Exercise objective
Find the lines with "than" in them and copy them out.

Data to process
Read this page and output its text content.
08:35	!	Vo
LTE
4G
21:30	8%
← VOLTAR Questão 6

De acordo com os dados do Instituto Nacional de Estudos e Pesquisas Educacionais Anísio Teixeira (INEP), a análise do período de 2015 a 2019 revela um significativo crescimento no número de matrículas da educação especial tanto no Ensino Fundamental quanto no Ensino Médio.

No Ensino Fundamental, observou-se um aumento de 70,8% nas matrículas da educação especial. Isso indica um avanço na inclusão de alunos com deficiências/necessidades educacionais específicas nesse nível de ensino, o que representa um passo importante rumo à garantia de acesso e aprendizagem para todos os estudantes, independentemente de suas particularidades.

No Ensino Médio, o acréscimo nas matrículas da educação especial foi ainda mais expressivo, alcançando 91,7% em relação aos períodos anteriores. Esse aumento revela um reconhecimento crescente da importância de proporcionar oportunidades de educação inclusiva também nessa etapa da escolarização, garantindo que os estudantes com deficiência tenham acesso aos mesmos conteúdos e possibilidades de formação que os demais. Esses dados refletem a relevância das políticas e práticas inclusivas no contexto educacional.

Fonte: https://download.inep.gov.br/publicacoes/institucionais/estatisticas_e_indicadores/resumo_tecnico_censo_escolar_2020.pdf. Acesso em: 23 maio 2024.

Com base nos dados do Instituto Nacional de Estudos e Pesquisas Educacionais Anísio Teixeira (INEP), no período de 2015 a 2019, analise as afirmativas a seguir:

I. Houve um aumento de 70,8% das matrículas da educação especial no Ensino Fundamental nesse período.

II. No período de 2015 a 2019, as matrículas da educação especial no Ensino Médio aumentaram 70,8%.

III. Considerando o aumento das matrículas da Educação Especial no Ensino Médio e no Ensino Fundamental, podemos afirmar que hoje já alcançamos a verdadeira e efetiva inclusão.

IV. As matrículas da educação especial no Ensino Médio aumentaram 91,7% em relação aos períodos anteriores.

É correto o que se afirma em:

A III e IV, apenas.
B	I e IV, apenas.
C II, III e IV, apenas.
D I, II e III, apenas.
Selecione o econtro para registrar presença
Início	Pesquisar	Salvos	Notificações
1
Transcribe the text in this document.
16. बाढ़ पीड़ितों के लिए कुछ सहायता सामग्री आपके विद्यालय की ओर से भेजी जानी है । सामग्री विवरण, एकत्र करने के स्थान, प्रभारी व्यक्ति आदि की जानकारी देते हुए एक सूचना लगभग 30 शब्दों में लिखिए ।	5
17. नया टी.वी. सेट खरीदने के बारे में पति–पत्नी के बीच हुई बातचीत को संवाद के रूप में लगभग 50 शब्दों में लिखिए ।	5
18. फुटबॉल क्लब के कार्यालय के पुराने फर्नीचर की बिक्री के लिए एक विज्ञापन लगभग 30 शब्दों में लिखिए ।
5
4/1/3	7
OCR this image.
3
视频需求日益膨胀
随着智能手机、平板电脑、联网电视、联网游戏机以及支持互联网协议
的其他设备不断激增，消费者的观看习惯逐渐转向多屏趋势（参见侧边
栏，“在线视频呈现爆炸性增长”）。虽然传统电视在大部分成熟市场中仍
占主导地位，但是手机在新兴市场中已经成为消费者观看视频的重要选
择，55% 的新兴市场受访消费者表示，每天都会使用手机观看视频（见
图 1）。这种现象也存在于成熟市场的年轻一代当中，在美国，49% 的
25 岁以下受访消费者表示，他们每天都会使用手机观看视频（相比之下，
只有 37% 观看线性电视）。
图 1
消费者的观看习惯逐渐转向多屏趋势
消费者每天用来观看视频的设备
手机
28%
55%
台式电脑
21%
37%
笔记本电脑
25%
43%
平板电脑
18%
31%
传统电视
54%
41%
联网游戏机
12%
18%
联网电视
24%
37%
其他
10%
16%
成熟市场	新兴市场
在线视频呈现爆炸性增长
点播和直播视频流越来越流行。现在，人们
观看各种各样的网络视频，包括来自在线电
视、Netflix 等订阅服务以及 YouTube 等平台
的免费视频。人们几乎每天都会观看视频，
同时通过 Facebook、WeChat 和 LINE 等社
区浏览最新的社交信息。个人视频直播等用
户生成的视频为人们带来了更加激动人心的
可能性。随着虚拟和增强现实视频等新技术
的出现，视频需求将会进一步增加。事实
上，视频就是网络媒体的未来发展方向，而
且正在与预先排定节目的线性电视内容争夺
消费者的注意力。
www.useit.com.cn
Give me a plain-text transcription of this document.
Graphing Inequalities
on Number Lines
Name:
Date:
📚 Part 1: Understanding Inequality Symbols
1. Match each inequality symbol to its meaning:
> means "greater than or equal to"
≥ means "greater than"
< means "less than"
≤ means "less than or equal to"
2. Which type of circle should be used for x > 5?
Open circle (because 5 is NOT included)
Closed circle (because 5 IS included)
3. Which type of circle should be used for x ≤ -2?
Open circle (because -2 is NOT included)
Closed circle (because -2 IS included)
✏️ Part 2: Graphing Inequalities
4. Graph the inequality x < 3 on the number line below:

Task solution
> means "greater than or equal to"
≥ means "greater than"
< means "less than"
≤ means "less than or equal to"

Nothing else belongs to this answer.